→ Direction:
Copy out all the records exactly.

→ Supplied material:
____

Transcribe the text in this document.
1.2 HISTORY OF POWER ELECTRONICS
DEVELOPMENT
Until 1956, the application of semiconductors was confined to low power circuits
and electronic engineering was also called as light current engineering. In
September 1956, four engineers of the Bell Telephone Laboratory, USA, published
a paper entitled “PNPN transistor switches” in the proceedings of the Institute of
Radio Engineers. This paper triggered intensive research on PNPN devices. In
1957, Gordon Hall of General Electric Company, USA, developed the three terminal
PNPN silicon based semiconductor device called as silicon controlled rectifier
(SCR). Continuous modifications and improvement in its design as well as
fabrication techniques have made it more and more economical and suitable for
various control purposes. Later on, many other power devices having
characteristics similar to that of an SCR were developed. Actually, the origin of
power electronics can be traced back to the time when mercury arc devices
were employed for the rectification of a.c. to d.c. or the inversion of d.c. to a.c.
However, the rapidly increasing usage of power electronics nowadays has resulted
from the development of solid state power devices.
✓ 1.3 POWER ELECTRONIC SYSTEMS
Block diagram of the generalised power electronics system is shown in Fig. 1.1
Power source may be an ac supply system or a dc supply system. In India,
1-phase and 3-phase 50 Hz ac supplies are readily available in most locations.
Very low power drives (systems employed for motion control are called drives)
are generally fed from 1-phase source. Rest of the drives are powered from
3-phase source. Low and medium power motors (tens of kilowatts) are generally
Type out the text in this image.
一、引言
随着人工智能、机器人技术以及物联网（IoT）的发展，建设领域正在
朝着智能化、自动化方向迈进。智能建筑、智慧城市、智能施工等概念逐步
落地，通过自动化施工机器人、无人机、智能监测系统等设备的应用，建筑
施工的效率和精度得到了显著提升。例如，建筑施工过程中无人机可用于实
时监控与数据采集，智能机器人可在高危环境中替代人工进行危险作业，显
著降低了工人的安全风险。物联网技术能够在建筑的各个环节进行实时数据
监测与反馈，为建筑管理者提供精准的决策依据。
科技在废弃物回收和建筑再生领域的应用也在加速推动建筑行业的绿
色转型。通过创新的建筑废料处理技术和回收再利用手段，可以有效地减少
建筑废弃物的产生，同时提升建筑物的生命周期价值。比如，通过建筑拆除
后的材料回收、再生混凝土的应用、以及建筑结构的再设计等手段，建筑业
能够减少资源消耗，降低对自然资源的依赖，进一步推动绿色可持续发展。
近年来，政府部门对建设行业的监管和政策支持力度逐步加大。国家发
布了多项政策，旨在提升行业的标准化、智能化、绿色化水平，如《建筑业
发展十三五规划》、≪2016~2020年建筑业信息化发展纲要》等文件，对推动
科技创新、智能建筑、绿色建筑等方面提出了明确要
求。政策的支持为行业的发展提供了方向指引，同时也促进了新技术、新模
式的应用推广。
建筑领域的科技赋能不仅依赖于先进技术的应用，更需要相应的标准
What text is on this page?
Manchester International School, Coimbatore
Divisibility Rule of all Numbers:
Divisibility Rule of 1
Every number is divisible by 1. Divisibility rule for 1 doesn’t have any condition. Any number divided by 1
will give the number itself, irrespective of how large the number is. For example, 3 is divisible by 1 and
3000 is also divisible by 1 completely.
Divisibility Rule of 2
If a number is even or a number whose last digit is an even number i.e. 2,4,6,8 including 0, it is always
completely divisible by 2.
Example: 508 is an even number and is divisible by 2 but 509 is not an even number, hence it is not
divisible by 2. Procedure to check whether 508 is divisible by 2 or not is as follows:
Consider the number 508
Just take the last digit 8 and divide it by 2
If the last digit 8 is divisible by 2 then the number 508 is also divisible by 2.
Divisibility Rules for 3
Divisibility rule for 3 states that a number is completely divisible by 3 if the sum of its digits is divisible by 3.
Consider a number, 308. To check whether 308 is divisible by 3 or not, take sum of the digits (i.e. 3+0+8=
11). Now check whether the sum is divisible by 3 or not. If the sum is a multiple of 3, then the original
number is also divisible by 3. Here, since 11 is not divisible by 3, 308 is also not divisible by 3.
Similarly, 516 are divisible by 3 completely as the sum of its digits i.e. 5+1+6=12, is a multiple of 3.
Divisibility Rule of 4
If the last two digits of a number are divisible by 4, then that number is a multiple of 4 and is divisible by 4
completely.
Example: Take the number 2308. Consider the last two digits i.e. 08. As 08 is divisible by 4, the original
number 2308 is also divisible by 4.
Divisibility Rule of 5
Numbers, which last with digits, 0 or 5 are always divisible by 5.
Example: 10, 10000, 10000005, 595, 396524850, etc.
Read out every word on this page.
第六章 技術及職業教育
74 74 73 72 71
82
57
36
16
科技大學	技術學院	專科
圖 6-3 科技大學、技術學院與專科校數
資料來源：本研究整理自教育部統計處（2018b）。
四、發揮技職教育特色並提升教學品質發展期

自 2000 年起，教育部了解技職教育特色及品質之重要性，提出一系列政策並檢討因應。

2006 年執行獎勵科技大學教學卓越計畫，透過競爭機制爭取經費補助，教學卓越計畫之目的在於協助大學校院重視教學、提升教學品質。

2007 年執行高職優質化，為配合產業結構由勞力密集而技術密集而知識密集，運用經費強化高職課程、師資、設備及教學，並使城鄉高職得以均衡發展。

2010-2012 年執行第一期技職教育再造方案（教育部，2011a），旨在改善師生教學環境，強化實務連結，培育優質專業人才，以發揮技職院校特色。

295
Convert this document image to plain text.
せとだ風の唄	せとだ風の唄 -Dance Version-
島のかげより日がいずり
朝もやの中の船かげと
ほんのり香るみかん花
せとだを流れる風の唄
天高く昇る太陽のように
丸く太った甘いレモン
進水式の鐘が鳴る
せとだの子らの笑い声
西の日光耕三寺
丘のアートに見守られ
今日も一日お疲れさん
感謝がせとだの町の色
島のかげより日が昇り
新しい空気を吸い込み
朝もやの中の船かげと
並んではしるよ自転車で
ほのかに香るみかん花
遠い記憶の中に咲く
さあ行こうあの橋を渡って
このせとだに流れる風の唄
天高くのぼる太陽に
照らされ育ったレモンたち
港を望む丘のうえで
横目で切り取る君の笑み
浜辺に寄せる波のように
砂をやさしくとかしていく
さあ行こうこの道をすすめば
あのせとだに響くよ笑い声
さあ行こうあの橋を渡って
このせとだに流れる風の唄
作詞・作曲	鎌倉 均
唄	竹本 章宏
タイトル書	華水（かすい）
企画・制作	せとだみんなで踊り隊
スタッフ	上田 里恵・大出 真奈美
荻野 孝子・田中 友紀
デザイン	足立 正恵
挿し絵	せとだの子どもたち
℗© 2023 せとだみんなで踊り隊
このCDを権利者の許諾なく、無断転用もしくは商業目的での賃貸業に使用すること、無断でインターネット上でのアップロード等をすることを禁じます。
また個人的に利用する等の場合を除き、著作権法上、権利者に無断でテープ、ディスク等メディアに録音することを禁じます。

____

→ Response below:
Transcribe the text in this document.
1.2 HISTORY OF POWER ELECTRONICS
DEVELOPMENT
Until 1956, the application of semiconductors was confined to low power circuits
and electronic engineering was also called as light current engineering. In
September 1956, four engineers of the Bell Telephone Laboratory, USA, published
a paper entitled “PNPN transistor switches” in the proceedings of the Institute of
Radio Engineers. This paper triggered intensive research on PNPN devices. In
1957, Gordon Hall of General Electric Company, USA, developed the three terminal
PNPN silicon based semiconductor device called as silicon controlled rectifier
(SCR). Continuous modifications and improvement in its design as well as
fabrication techniques have made it more and more economical and suitable for
various control purposes. Later on, many other power devices having
characteristics similar to that of an SCR were developed. Actually, the origin of
power electronics can be traced back to the time when mercury arc devices
were employed for the rectification of a.c. to d.c. or the inversion of d.c. to a.c.
However, the rapidly increasing usage of power electronics nowadays has resulted
from the development of solid state power devices.
✓ 1.3 POWER ELECTRONIC SYSTEMS
Block diagram of the generalised power electronics system is shown in Fig. 1.1
Power source may be an ac supply system or a dc supply system. In India,
1-phase and 3-phase 50 Hz ac supplies are readily available in most locations.
Very low power drives (systems employed for motion control are called drives)
are generally fed from 1-phase source. Rest of the drives are powered from
3-phase source. Low and medium power motors (tens of kilowatts) are generally
Type out the text in this image.
一、引言
随着人工智能、机器人技术以及物联网（IoT）的发展，建设领域正在
朝着智能化、自动化方向迈进。智能建筑、智慧城市、智能施工等概念逐步
落地，通过自动化施工机器人、无人机、智能监测系统等设备的应用，建筑
施工的效率和精度得到了显著提升。例如，建筑施工过程中无人机可用于实
时监控与数据采集，智能机器人可在高危环境中替代人工进行危险作业，显
著降低了工人的安全风险。物联网技术能够在建筑的各个环节进行实时数据
监测与反馈，为建筑管理者提供精准的决策依据。
科技在废弃物回收和建筑再生领域的应用也在加速推动建筑行业的绿
色转型。通过创新的建筑废料处理技术和回收再利用手段，可以有效地减少
建筑废弃物的产生，同时提升建筑物的生命周期价值。比如，通过建筑拆除
后的材料回收、再生混凝土的应用、以及建筑结构的再设计等手段，建筑业
能够减少资源消耗，降低对自然资源的依赖，进一步推动绿色可持续发展。
近年来，政府部门对建设行业的监管和政策支持力度逐步加大。国家发
布了多项政策，旨在提升行业的标准化、智能化、绿色化水平，如《建筑业
发展十三五规划》、≪2016~2020年建筑业信息化发展纲要》等文件，对推动
科技创新、智能建筑、绿色建筑等方面提出了明确要
求。政策的支持为行业的发展提供了方向指引，同时也促进了新技术、新模
式的应用推广。
建筑领域的科技赋能不仅依赖于先进技术的应用，更需要相应的标准
What text is on this page?
Manchester International School, Coimbatore
Divisibility Rule of all Numbers:
Divisibility Rule of 1
Every number is divisible by 1. Divisibility rule for 1 doesn’t have any condition. Any number divided by 1
will give the number itself, irrespective of how large the number is. For example, 3 is divisible by 1 and
3000 is also divisible by 1 completely.
Divisibility Rule of 2
If a number is even or a number whose last digit is an even number i.e. 2,4,6,8 including 0, it is always
completely divisible by 2.
Example: 508 is an even number and is divisible by 2 but 509 is not an even number, hence it is not
divisible by 2. Procedure to check whether 508 is divisible by 2 or not is as follows:
Consider the number 508
Just take the last digit 8 and divide it by 2
If the last digit 8 is divisible by 2 then the number 508 is also divisible by 2.
Divisibility Rules for 3
Divisibility rule for 3 states that a number is completely divisible by 3 if the sum of its digits is divisible by 3.
Consider a number, 308. To check whether 308 is divisible by 3 or not, take sum of the digits (i.e. 3+0+8=
11). Now check whether the sum is divisible by 3 or not. If the sum is a multiple of 3, then the original
number is also divisible by 3. Here, since 11 is not divisible by 3, 308 is also not divisible by 3.
Similarly, 516 are divisible by 3 completely as the sum of its digits i.e. 5+1+6=12, is a multiple of 3.
Divisibility Rule of 4
If the last two digits of a number are divisible by 4, then that number is a multiple of 4 and is divisible by 4
completely.
Example: Take the number 2308. Consider the last two digits i.e. 08. As 08 is divisible by 4, the original
number 2308 is also divisible by 4.
Divisibility Rule of 5
Numbers, which last with digits, 0 or 5 are always divisible by 5.
Example: 10, 10000, 10000005, 595, 396524850, etc.
Read out every word on this page.
第六章 技術及職業教育
74 74 73 72 71
82
57
36
16
科技大學	技術學院	專科
圖 6-3 科技大學、技術學院與專科校數
資料來源：本研究整理自教育部統計處（2018b）。
四、發揮技職教育特色並提升教學品質發展期

自 2000 年起，教育部了解技職教育特色及品質之重要性，提出一系列政策並檢討因應。

2006 年執行獎勵科技大學教學卓越計畫，透過競爭機制爭取經費補助，教學卓越計畫之目的在於協助大學校院重視教學、提升教學品質。

2007 年執行高職優質化，為配合產業結構由勞力密集而技術密集而知識密集，運用經費強化高職課程、師資、設備及教學，並使城鄉高職得以均衡發展。

2010-2012 年執行第一期技職教育再造方案（教育部，2011a），旨在改善師生教學環境，強化實務連結，培育優質專業人才，以發揮技職院校特色。

295
Convert this document image to plain text.
せとだ風の唄	せとだ風の唄 -Dance Version-
島のかげより日がいずり
朝もやの中の船かげと
ほんのり香るみかん花
せとだを流れる風の唄
天高く昇る太陽のように
丸く太った甘いレモン
進水式の鐘が鳴る
せとだの子らの笑い声
西の日光耕三寺
丘のアートに見守られ
今日も一日お疲れさん
感謝がせとだの町の色
島のかげより日が昇り
新しい空気を吸い込み
朝もやの中の船かげと
並んではしるよ自転車で
ほのかに香るみかん花
遠い記憶の中に咲く
さあ行こうあの橋を渡って
このせとだに流れる風の唄
天高くのぼる太陽に
照らされ育ったレモンたち
港を望む丘のうえで
横目で切り取る君の笑み
浜辺に寄せる波のように
砂をやさしくとかしていく
さあ行こうこの道をすすめば
あのせとだに響くよ笑い声
さあ行こうあの橋を渡って
このせとだに流れる風の唄
作詞・作曲	鎌倉 均
唄	竹本 章宏
タイトル書	華水（かすい）
企画・制作	せとだみんなで踊り隊
スタッフ	上田 里恵・大出 真奈美
荻野 孝子・田中 友紀
デザイン	足立 正恵
挿し絵	せとだの子どもたち
℗© 2023 せとだみんなで踊り隊
このCDを権利者の許諾なく、無断転用もしくは商業目的での賃貸業に使用すること、無断でインターネット上でのアップロード等をすることを禁じます。
また個人的に利用する等の場合を除き、著作権法上、権利者に無断でテープ、ディスク等メディアに録音することを禁じます。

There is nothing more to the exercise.